Dataset entries:
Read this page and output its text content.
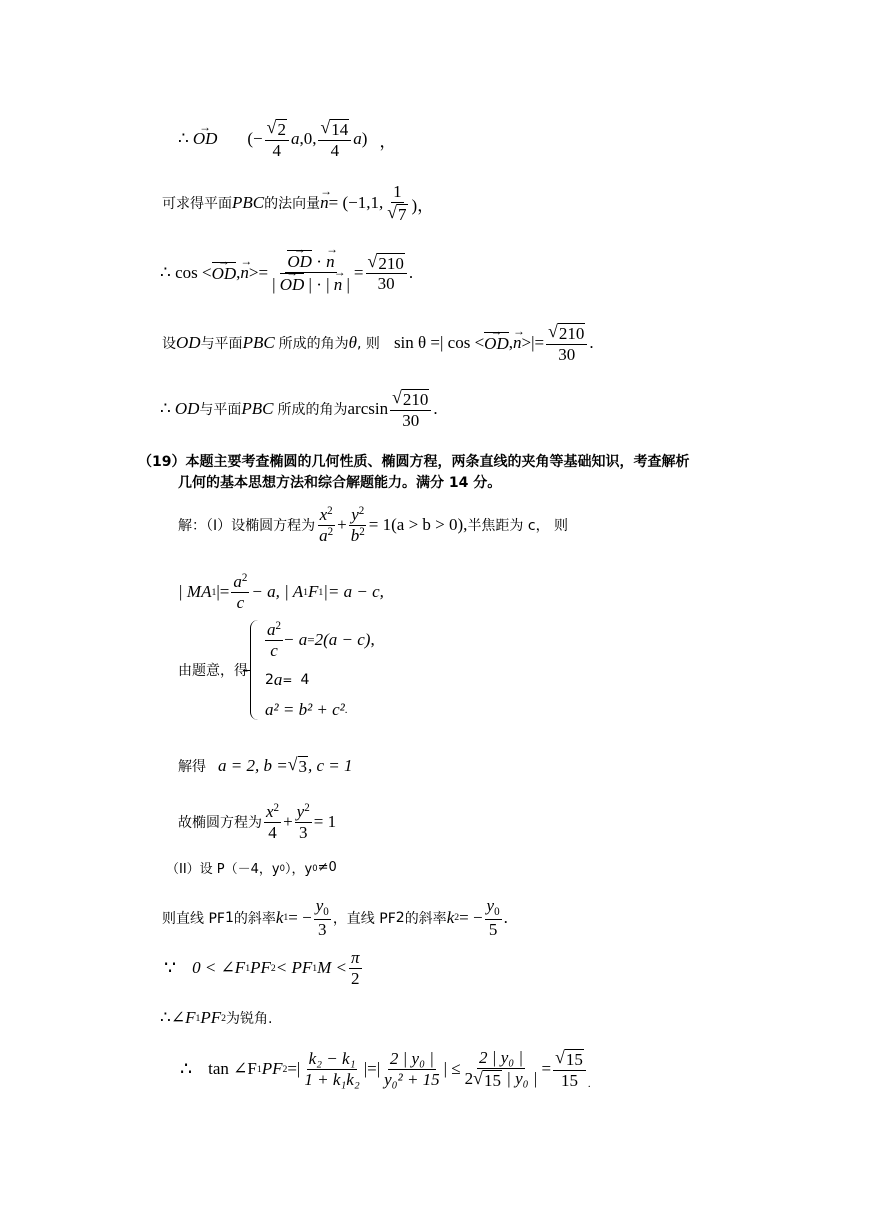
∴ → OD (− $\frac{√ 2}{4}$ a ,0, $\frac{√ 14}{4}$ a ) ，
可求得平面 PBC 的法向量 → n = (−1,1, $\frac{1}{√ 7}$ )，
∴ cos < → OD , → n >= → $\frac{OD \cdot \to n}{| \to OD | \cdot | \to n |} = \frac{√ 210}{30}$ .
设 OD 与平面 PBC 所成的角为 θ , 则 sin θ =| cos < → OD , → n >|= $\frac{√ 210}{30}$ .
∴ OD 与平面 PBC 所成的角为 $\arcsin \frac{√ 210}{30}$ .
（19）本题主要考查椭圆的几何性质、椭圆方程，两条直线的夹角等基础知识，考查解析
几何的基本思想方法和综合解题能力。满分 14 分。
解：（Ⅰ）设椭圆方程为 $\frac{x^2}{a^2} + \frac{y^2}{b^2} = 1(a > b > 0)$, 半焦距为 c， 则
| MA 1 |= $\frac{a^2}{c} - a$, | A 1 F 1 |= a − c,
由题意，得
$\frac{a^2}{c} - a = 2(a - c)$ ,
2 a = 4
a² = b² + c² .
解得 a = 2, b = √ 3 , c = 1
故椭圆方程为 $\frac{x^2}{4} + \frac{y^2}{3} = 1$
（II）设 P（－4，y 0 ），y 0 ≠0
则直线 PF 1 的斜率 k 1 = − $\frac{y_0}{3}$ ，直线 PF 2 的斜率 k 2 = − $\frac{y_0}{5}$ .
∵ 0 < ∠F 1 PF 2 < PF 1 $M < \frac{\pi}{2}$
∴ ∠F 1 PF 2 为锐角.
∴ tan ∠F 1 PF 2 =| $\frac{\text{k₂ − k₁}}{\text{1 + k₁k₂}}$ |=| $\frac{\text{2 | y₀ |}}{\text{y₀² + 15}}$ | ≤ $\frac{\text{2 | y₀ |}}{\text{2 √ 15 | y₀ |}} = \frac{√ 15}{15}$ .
--
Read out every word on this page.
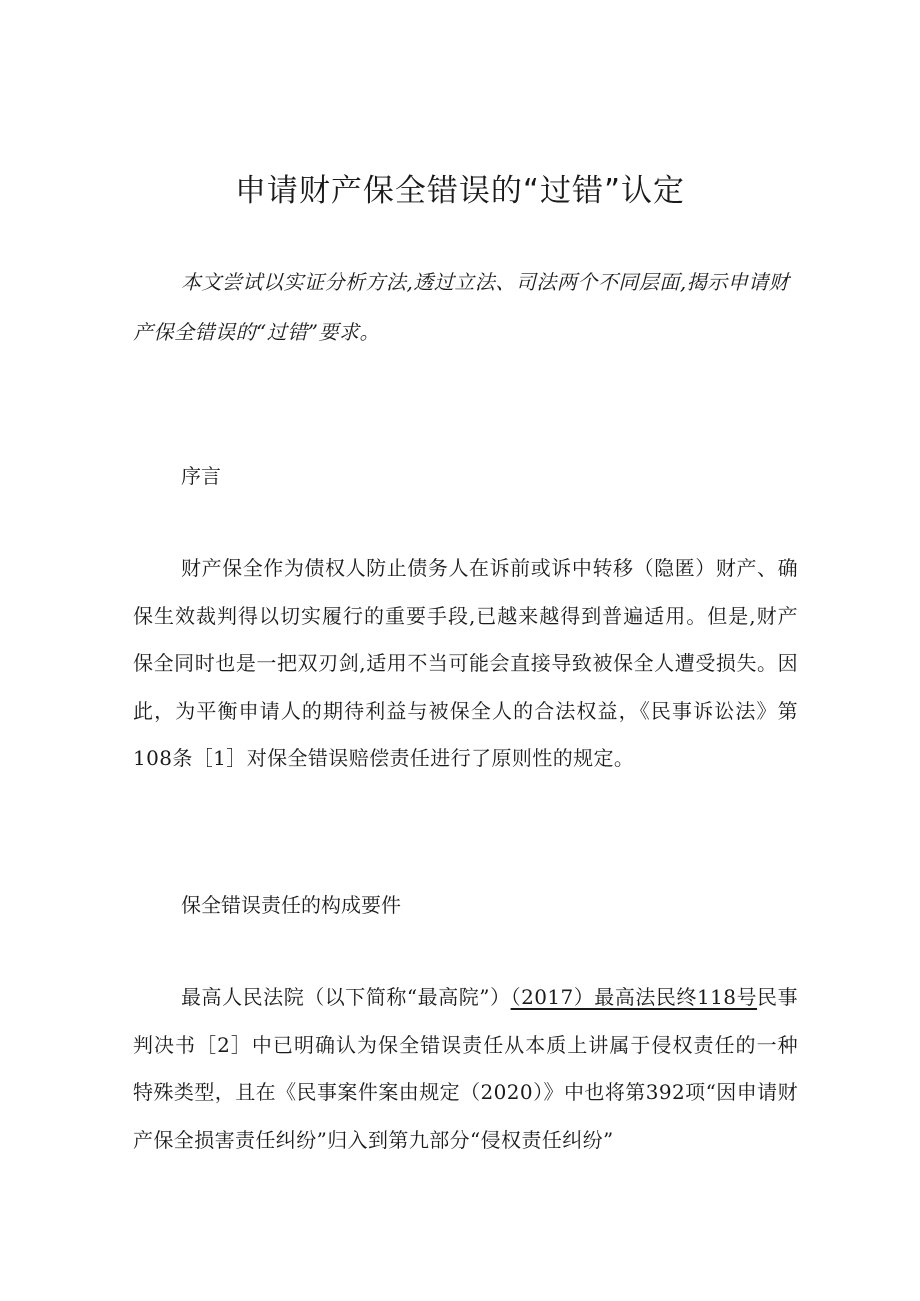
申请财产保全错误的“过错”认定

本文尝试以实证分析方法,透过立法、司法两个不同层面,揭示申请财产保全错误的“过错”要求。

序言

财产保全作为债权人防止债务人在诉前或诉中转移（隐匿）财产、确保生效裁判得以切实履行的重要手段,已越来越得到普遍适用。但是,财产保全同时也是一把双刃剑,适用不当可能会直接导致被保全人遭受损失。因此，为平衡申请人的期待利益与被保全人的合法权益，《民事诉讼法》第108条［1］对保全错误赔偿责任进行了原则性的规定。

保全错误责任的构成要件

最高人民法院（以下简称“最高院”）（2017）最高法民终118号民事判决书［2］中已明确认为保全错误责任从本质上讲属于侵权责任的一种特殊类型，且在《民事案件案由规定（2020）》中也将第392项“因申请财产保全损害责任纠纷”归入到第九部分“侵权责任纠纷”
==
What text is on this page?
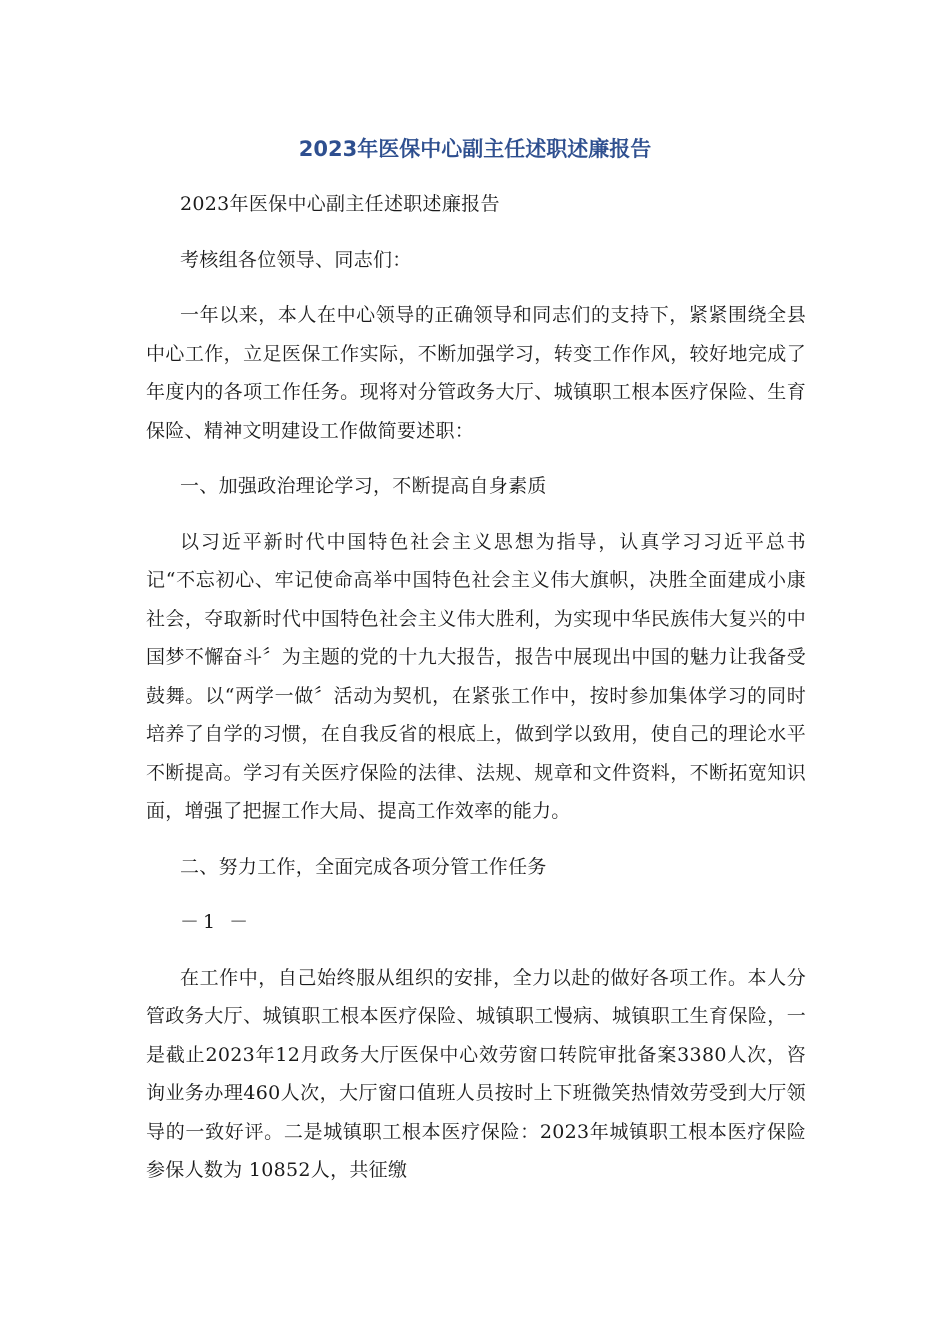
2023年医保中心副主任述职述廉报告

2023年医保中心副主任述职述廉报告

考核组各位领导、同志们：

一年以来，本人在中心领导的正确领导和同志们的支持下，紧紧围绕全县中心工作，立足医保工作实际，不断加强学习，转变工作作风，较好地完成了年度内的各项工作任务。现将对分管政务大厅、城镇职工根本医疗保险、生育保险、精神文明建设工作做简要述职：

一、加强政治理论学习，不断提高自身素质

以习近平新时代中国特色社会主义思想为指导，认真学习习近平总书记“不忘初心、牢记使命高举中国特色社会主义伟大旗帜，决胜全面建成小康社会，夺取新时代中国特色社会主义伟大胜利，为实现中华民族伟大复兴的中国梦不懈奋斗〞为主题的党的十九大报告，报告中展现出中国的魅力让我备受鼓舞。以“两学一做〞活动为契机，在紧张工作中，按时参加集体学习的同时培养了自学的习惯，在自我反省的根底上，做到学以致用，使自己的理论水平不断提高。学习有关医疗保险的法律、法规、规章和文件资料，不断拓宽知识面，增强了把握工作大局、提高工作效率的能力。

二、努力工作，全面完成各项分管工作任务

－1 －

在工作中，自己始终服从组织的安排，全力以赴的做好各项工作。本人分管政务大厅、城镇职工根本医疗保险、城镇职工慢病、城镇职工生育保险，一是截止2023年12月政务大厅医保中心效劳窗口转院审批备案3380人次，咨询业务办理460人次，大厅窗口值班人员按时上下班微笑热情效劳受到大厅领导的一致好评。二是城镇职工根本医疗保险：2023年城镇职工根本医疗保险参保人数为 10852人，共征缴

▶ [Task to carry out]:
Copy every line in the records above that contains the word "page".

▶ [Problem solution]:
Read this page and output its text content.
Read out every word on this page.
What text is on this page?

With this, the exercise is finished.